§ 提示文

「巨匠とマルガリータ」
ミハイル A.ブルガーコフ
inalennonさんのブログで、絶賛されていたのを読んで、興味を持って手にとった1冊です。
世界的名作(らしい)なのに存在さえ知らなくて、このまま一生知らないままで終わっていたかもしれない1冊でした。
inalennonさんに感謝です。
出会えて僥倖だったと実感の本でした。
作者ブルガーコフについて、ざっくりと。
スターリン体制化のソ連の天才作家。
書いたものが片っ端から、体制批判と当局から睨まれ発禁処分。
作家としては不遇のまま生涯を終えます。
作品が再評価され、世に出たのは1960年代以降、彼の死後です。
本作は、1930年代に約10年かけて執筆されたマジックリアリズム大作。
宗教を否定した(正確にいうと教会の権威を否定した)ソビエト連邦。
その中心の街、モスクワに降臨する悪魔とその子分たち。
人々を惑わせ、時には殺し、破滅させる。
街を破壊し、はたまた死者たちを集めて大舞踏会を催す。
まさしく「悪魔のような所業」。
なんだけど、なぜか痛快。
だけど、めくるめく展開に、方向性も着地点も見当がつかない。
読み手(私)も、幻惑されながらも、ページをめくる手がとまりません。
そうこうしているうちに、ようやく主人公が登場。
キリストを処刑したローマの提督ポンティウス・ピラトゥスの物語を書いた作家・「巨匠」。
(もちろんあだ名に決まってますby阿久悠)
共産主義国家で受け入れられるはずなく、心身ともに追い詰められ廃人寸前にある。
その巨匠の恋人が、美しいマルガリータ。
巨匠を救うためには、悪魔とだって取引するし魔女にだってなる。
神を否定して、人間が人間を支配する社会。
神はもはや救いの手を伸べることもない。

§ 練習問題
(a) 『巨匠とマルガリータ』についての提示文をもとに、次の問いに答えよ。
(i) ブルガーコフの作品が再評価され、世に出たのはいつ以降か。
(ii) 本作はいつごろ、約何年かけて執筆されたか。
(iii) 主人公の「巨匠」は、だれの物語を書いた作家か。
(b) 『巨匠とマルガリータ』についての提示文を、最後の文のあとから書き継げ。
このあとに続く行は、提示文とは別個の資料である。

§ 行の抜粋
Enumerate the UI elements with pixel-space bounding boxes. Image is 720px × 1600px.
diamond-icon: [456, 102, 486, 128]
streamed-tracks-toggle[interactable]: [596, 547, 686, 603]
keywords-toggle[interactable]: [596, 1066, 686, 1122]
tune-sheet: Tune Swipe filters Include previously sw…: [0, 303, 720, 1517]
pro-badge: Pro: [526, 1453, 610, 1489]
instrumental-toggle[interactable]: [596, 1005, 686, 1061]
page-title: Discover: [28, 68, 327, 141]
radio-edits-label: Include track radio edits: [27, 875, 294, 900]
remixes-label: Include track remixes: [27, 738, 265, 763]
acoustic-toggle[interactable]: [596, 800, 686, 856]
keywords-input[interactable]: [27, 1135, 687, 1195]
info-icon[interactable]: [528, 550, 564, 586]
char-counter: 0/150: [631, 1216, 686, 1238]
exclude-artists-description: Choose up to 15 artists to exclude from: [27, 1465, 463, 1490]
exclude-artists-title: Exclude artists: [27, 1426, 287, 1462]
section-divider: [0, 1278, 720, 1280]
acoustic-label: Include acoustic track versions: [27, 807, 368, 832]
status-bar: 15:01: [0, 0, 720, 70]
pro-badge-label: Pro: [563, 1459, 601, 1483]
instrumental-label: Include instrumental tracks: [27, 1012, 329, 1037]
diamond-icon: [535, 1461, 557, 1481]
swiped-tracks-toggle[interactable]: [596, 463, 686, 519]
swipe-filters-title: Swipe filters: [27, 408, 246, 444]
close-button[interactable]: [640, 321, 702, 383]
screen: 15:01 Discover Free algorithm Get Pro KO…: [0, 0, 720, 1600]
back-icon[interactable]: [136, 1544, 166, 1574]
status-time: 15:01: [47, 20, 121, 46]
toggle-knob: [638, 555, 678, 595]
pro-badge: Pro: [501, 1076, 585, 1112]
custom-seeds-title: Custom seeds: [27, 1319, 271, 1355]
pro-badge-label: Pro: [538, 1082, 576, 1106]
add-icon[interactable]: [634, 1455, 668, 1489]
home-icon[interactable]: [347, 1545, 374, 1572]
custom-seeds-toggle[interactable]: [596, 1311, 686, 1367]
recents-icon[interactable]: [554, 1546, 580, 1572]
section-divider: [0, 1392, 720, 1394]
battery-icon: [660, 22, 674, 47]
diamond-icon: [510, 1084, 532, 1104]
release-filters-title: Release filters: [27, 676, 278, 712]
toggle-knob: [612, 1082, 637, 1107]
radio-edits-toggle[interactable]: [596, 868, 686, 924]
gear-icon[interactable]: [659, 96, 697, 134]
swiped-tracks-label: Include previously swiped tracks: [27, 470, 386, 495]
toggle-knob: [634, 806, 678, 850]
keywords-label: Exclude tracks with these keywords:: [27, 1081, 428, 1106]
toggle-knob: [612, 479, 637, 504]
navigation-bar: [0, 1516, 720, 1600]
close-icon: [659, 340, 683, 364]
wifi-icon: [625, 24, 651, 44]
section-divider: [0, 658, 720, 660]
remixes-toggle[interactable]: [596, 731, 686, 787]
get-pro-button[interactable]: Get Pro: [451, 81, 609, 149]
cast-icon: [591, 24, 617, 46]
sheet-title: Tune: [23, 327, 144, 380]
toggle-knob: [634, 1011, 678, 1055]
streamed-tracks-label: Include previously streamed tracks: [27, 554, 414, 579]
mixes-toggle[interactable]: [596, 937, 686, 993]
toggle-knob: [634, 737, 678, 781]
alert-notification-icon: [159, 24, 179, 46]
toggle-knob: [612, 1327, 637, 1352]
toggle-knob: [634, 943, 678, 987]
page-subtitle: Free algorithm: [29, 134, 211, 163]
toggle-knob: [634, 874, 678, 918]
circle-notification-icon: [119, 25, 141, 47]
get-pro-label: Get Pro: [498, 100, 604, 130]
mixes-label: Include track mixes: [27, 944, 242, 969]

§ 解答
(a)
(i) 1960年代以降で、彼の死後である。
(ii) 1930年代に、約10年かけて執筆された。
(iii) キリストを処刑したローマの提督ポンティウス・ピラトゥスの物語である。

(b)
かといって、信仰を説いているわけではないようなんだけど。
寓意やアイロニーに満ちたこの作品は、やはり共産主義社会を痛烈に批判した書として、出版を認められなかったのも当然なのかもしれない。
しかし、彼が皮肉った相手はイデオロギーに関係なく、20世紀に生きる人々すべてだったのかも。
悪魔に翻弄される人々の滑稽で醜いざまは、民主主義の人だって変わらない。
そして、一連の悪魔による混乱に対して、なんとか合理的かつ科学的解釈を試みる人々も因習や迷信を捨て去ったまさに20世紀(もちろん21世紀も)的われわれの姿。
本当に「悪魔の所業」だったのに……。
思わず、そうつぶやいてしまう読者も、実生活においては何か不可解なことがあったら、なんとか合理的説明を見出そうとするだろうし……。
それが、いいとか悪いとかじゃなくて、われわれはこれからもそう生きていくのだろうということを見せ付けられているような……。
……とりとめのない感想文になってしまいました。
私の中では、まだまとまっていない状態です。
いろんなことを考えさせられるというか、いろんなこと考えてもいいというか。
でも、読みにくいということは全くなくて、ほとんど一気読みでした。
映像化もされているようです。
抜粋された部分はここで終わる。